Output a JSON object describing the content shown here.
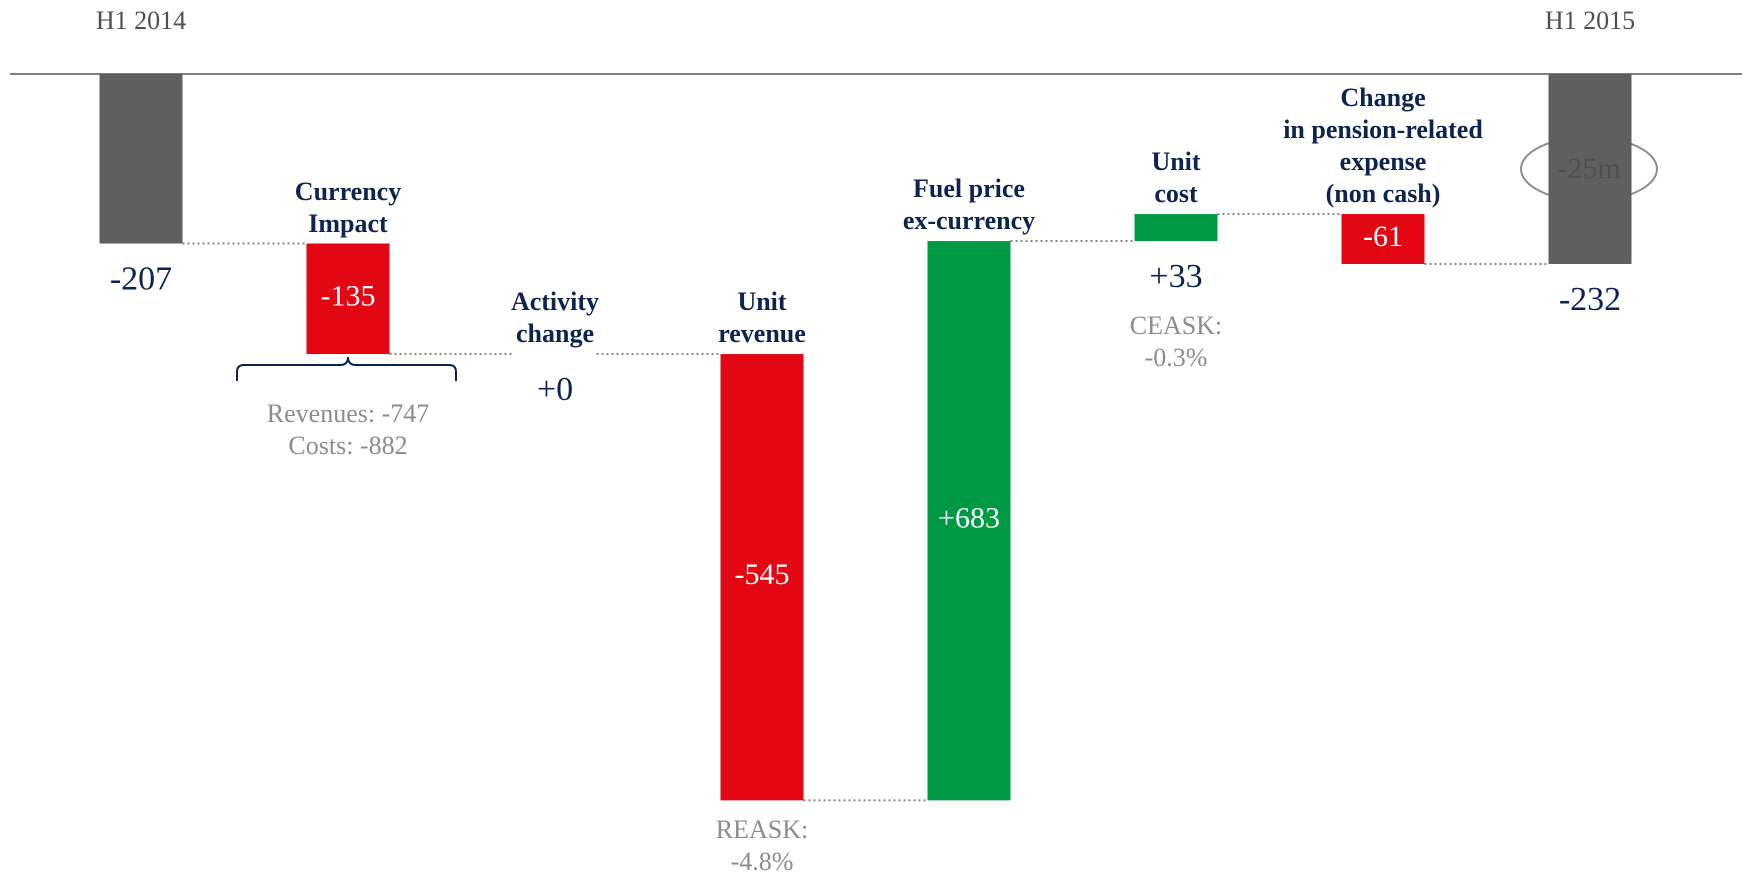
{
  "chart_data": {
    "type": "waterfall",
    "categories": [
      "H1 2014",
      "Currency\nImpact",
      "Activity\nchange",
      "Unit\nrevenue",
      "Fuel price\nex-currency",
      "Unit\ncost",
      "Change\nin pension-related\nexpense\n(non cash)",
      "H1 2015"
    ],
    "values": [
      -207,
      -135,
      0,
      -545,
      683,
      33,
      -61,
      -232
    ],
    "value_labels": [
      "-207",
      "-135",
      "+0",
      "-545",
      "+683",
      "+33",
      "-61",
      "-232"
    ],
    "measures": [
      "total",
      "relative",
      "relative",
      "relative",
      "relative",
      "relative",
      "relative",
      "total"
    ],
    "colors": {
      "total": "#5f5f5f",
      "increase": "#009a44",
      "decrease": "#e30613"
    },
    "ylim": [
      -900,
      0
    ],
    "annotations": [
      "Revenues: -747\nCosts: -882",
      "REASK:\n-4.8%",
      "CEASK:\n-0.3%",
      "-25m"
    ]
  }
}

====

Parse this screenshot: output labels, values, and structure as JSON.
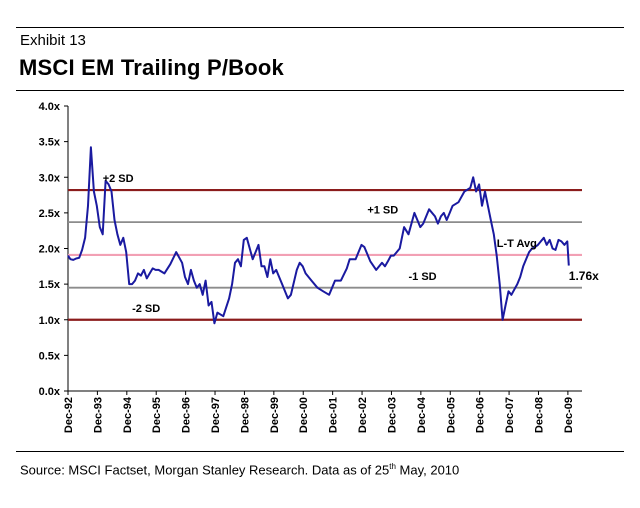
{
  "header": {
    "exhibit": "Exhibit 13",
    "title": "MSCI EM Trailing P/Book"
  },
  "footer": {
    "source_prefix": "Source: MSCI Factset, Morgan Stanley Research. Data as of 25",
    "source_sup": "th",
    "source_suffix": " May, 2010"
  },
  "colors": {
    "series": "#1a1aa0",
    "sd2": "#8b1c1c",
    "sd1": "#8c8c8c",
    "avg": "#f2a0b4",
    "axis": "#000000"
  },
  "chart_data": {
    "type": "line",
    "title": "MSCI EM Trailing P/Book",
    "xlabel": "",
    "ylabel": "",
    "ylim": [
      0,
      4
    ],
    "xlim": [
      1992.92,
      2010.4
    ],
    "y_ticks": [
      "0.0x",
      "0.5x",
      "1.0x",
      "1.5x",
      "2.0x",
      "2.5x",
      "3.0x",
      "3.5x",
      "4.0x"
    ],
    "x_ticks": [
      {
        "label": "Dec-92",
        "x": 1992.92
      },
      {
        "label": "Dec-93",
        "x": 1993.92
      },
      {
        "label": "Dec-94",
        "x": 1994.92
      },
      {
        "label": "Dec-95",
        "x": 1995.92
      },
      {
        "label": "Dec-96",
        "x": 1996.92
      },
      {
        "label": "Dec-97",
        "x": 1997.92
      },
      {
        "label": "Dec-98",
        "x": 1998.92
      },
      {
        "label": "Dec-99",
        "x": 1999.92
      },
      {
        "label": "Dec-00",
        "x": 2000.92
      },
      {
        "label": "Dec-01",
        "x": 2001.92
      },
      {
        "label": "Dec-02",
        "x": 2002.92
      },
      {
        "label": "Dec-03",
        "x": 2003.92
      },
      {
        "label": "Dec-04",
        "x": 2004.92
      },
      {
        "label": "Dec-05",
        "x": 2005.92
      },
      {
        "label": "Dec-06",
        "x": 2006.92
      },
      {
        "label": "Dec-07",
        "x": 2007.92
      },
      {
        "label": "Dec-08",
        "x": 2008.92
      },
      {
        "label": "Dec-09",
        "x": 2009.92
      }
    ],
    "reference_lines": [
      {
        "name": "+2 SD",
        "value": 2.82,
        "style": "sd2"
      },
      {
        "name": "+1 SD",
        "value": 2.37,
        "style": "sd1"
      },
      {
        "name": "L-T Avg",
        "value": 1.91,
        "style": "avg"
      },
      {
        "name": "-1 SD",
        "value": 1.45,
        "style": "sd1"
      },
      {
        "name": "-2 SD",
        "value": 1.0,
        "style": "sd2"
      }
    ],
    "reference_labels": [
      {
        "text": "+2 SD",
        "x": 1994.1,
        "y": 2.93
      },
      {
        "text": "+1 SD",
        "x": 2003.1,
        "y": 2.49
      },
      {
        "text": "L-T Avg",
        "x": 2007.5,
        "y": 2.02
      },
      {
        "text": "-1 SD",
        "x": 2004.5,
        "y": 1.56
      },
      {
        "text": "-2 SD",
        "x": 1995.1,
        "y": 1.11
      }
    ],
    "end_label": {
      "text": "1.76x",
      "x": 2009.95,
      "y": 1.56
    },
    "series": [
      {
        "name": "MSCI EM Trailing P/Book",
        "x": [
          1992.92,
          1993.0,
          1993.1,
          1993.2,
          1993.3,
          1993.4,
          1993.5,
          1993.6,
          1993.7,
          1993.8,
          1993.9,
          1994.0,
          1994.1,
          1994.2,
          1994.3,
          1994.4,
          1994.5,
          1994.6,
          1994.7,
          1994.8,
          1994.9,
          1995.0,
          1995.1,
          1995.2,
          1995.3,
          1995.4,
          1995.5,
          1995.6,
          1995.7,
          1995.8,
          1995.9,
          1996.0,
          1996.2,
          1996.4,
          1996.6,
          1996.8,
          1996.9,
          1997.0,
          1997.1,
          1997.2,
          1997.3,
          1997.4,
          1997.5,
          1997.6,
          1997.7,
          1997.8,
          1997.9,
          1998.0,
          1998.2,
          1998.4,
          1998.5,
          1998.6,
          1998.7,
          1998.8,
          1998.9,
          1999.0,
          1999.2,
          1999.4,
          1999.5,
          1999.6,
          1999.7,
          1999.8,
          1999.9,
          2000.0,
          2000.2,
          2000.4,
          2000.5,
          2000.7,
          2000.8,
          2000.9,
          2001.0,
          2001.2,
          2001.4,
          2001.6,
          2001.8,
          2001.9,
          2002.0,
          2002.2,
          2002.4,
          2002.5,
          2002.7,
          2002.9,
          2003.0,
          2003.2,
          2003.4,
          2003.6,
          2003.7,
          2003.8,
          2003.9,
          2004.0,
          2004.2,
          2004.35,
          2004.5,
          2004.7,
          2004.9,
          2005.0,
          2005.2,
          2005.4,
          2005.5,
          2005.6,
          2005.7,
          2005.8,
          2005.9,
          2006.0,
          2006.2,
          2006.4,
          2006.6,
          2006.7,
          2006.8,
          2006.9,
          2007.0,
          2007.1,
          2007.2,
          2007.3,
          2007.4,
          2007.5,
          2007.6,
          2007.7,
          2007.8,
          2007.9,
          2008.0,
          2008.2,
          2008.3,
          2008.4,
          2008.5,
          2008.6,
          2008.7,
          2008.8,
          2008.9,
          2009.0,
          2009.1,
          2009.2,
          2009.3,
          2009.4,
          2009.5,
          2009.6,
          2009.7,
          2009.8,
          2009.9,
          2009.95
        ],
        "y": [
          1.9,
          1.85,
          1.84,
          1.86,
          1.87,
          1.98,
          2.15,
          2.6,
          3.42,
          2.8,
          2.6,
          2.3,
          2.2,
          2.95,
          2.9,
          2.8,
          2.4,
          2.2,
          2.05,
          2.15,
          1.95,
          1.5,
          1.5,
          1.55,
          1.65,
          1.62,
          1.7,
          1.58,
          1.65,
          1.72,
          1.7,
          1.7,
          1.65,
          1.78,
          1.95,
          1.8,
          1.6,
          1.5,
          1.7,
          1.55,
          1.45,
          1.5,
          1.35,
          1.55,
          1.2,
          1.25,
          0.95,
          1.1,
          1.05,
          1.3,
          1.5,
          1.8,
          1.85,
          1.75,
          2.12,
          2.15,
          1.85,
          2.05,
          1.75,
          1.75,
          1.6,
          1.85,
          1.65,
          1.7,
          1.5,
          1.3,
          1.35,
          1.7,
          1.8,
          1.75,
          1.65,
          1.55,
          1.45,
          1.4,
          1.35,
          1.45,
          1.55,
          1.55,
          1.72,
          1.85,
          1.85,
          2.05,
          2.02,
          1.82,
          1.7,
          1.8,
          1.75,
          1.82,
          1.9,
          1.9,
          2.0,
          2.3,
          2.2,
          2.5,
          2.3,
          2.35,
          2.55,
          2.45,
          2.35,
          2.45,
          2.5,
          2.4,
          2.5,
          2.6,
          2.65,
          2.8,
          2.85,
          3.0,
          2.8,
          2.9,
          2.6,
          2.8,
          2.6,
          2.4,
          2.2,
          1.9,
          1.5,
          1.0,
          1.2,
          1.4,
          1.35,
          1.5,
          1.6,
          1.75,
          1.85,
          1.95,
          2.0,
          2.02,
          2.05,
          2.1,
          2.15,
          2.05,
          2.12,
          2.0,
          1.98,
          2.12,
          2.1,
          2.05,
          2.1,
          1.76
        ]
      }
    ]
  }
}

====

**What you need to do**
Gather all lines of the records that include the word "title".

**Answer to this exercise**
    "title": "MSCI EM Trailing P/Book"
    "title": "MSCI EM Trailing P/Book",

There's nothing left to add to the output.